--- TEXT SEGMENT ---
****************
Airport Policy and Security Newsletter #44

Airport Policy News

Airport Policy and Security Newsletter #44

Topics include: whole body scanning; runway safety areas; air marshals vs. armed pilots; luggage pilfering and airport security; outsourced commercial airports; and other news.

In this issue:


Whole Body Scanning-You Asked for It

Acting in haste after Sept. 11, 2001, Congress passed the Aviation & Transportation Security Act, mandating significantly beefed-up screening of passengers and their luggage. This was in response to the new threat of hijackers aiming to take control of planes and fly them into buildings, as well as the older threat (which had not previously been taken that seriously) of terrorists hiding bombs in checked luggage (such as the one that brought down Pan Am 103 over Lockerbie, Scotland in 1988). What Congress ignored, however, was the threat that terrorists willing to commit suicide (such as the 9/11 hijackers) might board planes carrying either liquid explosives or conformal plastic explosives hidden under their clothing. The former threat was hastily responded to by TSA after British authorities foiled a plot to down a number of trans-Atlantic flights with improvised liquid explosives; hence today’s restrictions on carry-on liquids.

For years I’ve been pointing out the inconsistency in current policy of requiring 100% explosive-detection inspection of checked bags, but not of passengers or their carry-ons. Passengers still walk through 1960s-era metal detectors, which-repeat after me-detect only ferrous metals. So any kind of ceramic weapon or liquid or plastic explosive under their clothing will not be detected.

This is the context behind the Transportation Security Administration’s gradual introduction of body-scanning technologies to replace-yes, replace-walk-through metal detectors. Despite the concerns of privacy advocates, millimeter-wave and backscatter X-ray technologies do work, spotting objects hidden under clothing and even hidden in body cavities. And they do so with really minimal radiation exposure. After several years of testing several different vendors’ body-scanners as an option to pat-downs for secondary screening, TSA has begun putting them in a handful of airports as alternatives to the metal detectors. At least initially, it’s offering an opt-out for those with privacy objections-go through the metal detector and receive a pat-down. So far, the TSA says only about 2% of passengers are opting out.

The three models of scanner currently in use-from L-3, Rapiscan, andAS&E-all require the passenger to stand still for 20 to 30 seconds, which means throughput will be slower than with metal detectors. Two scanners not certified yet by TSA for airport use, but in use at some European airports, do not require this dwell time. The Brijot GEN 2, which is a totally passive millimeter-wave system integrated with a full-motion video camera, can do the scanning while the passenger walks through. So can the UK ThruVision T4000 (which measures naturally occurring terraherz emissions from humans and objects). These passive systems offer faster throughput and zero radiation exposure-though I have not seen accuracy or cost data comparing them with the three TSA-approved systems. Those who object to body-scanning on privacy grounds should either get over it or should start questioning the underlying premise that every passenger is equally likely to be a threat and therefore needs the same degree of rigorous scrutiny-a premise I’ve questioned from the outset. With a truly risk-based approach, previously cleared Registered Travelers would generally be exempt from scanning, whether for metals or anything else. High-risk passengers would always require intense scrutiny. Those in between would get this kind of scanning at least on a random basis.
****************
Document structure recognition data
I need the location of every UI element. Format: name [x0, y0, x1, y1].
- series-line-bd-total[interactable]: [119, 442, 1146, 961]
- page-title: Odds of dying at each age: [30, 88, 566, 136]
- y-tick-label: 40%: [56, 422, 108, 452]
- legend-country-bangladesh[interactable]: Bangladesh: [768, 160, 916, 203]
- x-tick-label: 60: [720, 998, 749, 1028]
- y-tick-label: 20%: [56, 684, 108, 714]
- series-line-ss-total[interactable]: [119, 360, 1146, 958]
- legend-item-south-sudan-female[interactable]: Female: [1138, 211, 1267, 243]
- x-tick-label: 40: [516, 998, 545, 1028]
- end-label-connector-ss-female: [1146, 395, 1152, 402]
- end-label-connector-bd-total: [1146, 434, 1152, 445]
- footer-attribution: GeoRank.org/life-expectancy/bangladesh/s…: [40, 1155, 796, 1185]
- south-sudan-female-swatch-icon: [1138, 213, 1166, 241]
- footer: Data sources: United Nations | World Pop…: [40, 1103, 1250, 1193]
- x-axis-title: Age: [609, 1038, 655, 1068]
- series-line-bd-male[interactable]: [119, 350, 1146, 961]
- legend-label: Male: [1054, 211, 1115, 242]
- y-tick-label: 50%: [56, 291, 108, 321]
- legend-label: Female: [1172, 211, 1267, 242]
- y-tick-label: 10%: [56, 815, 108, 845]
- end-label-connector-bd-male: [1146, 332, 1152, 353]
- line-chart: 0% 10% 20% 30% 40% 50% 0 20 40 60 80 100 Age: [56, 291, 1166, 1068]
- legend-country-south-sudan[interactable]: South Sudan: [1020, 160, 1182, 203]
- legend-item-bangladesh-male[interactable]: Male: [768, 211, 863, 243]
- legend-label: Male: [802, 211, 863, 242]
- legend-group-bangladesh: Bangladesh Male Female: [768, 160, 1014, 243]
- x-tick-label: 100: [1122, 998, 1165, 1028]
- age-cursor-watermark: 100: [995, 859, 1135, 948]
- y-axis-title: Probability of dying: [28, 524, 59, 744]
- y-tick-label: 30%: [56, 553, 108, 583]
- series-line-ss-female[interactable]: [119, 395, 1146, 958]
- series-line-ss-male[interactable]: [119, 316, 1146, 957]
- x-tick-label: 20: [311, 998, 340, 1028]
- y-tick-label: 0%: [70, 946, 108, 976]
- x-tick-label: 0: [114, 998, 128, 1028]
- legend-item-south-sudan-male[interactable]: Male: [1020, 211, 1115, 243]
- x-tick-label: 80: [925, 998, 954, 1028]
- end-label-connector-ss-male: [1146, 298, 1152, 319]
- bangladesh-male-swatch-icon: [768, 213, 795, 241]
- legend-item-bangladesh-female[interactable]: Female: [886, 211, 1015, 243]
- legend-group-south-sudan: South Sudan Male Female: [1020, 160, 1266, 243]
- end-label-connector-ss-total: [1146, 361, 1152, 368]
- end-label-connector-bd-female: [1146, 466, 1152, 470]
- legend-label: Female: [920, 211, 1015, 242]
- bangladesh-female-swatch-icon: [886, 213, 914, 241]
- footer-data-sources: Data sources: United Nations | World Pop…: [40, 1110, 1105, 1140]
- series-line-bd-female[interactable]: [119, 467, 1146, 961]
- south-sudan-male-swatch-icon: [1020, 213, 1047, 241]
****************
--- TASKS FOR THIS EXERCISE ---
**A.** In the newsletter, why will passenger throughput be slower with the three scanner models now in use than with metal detectors?
**B.** For each statement, say whether it agrees with the newsletter, answering yes or no and quoting the deciding words: (i) The TSA reports that about 2% of passengers are opting out of body scanning. (ii) The Brijot GEN 2 has been certified by TSA for airport use. (iii) The writer has seen accuracy data comparing the passive systems with the three TSA-approved systems.
**C.** Print the part of the newsletter that begins at the words "For years I’ve" and stop after "not be detected.".

--- SOLUTIONS PER TASK ---
**A.** The three models, from L-3, Rapiscan and AS&E, all require the passenger to stand still for 20 to 30 seconds. Because of this dwell time, throughput will be slower than with metal detectors.

**B.**
(i) Yes: "So far, the TSA says only about 2% of passengers are opting out."
(ii) No: "Two scanners not certified yet by TSA for airport use, but in use at some European airports, do not require this dwell time. The Brijot GEN 2, which is a totally passive millimeter-wave system integrated with a full-motion video camera, can do the scanning while the passenger walks through."
(iii) No: "though I have not seen accuracy or cost data comparing them with the three TSA-approved systems."

**C.**
For years I’ve been pointing out the inconsistency in current policy of requiring 100% explosive-detection inspection of checked bags, but not of passengers or their carry-ons. Passengers still walk through 1960s-era metal detectors, which-repeat after me-detect only ferrous metals. So any kind of ceramic weapon or liquid or plastic explosive under their clothing will not be detected.